- **Task directions**
In the entries that follow, count each line containing "fizyczne" and state the total, nothing more.

[Data entries]
<<<<

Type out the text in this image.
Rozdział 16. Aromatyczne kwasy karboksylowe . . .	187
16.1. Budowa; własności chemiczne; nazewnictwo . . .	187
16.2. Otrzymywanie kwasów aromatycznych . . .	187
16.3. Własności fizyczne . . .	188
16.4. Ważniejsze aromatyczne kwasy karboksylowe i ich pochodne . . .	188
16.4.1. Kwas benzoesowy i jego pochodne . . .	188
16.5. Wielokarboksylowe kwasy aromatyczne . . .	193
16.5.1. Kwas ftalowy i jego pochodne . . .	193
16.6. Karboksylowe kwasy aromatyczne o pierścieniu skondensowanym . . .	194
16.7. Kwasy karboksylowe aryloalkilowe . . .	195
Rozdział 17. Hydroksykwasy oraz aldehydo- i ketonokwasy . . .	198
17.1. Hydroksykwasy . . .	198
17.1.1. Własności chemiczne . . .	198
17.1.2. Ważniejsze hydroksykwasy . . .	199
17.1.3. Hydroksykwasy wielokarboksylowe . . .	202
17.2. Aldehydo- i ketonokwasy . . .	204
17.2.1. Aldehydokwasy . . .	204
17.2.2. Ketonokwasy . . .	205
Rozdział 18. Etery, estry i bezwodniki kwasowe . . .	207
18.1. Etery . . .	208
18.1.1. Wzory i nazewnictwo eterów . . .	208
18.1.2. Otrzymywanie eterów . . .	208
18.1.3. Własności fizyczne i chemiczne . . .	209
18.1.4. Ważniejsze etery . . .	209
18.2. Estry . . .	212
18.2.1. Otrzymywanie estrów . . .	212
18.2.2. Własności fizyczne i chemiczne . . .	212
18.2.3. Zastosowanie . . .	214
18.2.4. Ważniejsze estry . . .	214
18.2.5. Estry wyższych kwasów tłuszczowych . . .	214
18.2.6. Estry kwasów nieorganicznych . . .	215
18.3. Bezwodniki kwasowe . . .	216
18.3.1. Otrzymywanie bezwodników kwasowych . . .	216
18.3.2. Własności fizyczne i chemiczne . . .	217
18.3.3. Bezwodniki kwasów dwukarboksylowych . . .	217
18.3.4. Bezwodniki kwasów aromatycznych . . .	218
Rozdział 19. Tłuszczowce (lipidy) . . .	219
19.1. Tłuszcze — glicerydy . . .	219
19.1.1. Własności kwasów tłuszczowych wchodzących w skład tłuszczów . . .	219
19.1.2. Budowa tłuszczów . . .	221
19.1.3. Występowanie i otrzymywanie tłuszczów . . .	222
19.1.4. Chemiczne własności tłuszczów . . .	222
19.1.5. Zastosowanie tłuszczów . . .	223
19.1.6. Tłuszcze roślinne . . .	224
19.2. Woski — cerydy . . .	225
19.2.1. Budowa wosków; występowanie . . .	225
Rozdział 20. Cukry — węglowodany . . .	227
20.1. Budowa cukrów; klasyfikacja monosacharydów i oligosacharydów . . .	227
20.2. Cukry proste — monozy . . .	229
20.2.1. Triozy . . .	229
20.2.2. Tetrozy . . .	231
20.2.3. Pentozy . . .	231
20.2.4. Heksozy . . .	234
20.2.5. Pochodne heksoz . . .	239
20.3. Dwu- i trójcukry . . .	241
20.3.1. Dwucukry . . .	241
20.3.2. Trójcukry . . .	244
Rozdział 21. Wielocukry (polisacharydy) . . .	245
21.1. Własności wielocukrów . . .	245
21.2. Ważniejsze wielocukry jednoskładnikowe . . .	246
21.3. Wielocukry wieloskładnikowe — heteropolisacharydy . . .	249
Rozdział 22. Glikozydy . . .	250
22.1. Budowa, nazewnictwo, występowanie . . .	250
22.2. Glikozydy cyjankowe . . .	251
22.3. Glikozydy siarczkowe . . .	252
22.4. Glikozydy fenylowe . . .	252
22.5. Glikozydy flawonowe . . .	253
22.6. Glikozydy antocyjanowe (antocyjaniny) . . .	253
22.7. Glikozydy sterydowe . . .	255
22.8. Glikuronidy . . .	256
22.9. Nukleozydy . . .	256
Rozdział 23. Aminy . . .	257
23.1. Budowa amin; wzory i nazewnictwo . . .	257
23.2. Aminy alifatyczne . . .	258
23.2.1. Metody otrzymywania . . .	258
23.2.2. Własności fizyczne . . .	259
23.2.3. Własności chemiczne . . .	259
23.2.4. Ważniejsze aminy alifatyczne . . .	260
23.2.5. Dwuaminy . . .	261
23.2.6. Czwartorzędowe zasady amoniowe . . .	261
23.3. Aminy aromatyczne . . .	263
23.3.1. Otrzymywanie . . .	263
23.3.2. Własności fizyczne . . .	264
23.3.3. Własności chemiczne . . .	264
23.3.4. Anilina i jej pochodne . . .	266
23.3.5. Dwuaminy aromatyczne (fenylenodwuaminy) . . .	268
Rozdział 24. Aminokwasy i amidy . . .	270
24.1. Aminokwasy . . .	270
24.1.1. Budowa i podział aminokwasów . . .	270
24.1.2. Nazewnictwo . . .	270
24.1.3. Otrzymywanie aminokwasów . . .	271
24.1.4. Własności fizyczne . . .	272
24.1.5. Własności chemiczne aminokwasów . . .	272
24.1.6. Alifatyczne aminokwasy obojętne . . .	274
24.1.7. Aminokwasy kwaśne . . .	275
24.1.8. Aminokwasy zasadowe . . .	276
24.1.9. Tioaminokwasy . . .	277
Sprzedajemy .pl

>>>>

- **Written answer**
7